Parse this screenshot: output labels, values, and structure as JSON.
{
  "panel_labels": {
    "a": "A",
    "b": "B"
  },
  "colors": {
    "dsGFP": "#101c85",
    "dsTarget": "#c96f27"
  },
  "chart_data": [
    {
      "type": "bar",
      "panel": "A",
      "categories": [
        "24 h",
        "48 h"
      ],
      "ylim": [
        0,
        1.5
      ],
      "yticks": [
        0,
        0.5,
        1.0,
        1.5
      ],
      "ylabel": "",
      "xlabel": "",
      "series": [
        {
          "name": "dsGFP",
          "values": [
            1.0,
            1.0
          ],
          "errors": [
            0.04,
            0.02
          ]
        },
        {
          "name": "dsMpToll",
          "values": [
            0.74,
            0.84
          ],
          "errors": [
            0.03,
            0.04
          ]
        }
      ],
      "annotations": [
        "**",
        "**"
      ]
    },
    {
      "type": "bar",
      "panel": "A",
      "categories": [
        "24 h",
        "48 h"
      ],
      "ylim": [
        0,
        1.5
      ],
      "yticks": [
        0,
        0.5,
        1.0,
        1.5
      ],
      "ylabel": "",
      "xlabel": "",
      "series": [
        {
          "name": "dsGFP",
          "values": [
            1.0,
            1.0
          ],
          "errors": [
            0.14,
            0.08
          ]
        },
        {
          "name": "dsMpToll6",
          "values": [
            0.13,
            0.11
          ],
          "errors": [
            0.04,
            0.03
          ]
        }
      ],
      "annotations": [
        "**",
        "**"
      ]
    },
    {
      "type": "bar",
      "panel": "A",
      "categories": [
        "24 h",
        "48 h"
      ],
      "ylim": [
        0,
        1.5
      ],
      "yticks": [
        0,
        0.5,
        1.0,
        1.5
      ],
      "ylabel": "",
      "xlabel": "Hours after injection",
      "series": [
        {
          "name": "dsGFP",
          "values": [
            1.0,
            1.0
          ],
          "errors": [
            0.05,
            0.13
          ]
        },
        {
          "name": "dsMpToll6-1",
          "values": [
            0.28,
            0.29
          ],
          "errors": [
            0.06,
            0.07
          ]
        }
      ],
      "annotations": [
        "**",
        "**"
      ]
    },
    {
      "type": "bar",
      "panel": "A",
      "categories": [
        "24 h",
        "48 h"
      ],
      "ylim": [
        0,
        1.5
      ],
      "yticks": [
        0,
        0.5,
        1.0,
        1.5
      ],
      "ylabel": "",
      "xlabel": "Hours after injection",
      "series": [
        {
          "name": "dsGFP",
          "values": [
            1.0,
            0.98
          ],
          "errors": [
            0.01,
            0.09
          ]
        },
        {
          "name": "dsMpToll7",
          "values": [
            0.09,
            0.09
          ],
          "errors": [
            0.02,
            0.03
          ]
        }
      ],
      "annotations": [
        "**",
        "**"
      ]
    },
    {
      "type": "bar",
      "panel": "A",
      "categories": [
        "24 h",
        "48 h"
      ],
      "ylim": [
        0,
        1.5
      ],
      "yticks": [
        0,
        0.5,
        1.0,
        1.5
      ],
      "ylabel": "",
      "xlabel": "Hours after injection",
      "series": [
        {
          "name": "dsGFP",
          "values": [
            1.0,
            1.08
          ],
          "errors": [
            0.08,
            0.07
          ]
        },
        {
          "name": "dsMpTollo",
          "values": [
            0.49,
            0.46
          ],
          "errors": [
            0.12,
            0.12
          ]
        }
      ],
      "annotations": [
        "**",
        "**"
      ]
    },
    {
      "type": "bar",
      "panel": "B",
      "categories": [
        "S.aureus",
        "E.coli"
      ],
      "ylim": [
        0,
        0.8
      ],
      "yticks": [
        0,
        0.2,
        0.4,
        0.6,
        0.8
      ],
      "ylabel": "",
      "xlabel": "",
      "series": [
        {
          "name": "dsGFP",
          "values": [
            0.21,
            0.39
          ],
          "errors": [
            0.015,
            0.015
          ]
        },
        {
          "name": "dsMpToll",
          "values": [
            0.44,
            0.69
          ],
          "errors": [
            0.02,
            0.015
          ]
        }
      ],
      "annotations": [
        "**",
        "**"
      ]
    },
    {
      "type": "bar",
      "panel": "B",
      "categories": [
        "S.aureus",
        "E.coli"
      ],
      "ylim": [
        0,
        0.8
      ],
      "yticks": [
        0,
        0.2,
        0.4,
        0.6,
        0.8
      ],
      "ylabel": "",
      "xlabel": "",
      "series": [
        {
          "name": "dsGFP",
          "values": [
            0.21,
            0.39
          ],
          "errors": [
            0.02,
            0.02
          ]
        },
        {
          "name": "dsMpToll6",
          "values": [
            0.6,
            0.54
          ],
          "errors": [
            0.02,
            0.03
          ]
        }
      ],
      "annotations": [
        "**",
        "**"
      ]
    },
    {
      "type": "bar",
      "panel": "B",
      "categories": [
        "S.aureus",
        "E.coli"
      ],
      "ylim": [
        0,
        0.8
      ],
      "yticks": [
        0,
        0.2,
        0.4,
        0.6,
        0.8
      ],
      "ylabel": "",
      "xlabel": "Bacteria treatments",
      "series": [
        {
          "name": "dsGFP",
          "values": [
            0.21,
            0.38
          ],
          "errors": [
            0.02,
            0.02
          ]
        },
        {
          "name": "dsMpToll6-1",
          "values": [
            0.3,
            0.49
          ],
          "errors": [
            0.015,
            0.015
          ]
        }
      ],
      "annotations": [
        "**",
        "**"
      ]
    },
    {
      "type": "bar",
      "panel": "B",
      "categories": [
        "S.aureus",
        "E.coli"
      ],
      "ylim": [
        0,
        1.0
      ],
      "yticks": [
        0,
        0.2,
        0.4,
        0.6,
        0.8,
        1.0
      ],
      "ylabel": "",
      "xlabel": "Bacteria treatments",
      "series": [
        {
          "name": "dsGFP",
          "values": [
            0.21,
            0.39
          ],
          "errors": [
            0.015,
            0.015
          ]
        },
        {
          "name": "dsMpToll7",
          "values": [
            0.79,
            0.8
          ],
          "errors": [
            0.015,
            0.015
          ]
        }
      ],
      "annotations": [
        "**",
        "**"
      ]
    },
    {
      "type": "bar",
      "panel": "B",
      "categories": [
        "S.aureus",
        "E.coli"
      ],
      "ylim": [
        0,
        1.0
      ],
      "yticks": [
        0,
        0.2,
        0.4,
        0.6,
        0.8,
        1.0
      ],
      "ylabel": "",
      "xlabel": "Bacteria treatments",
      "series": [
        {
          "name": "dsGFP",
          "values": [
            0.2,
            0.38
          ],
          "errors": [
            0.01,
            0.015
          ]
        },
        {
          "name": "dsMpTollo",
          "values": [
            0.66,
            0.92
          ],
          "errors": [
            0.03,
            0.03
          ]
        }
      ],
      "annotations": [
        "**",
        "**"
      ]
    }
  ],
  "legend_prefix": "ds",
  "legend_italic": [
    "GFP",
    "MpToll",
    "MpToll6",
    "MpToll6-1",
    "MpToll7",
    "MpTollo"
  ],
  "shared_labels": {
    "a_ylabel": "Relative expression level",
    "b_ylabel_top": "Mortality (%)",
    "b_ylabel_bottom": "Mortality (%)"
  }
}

_ _ _ _ _ _ _

▸ Task description
Give the number of lines in this material that include the string "Mortality", with no other text.

▸ Result of the exercise
2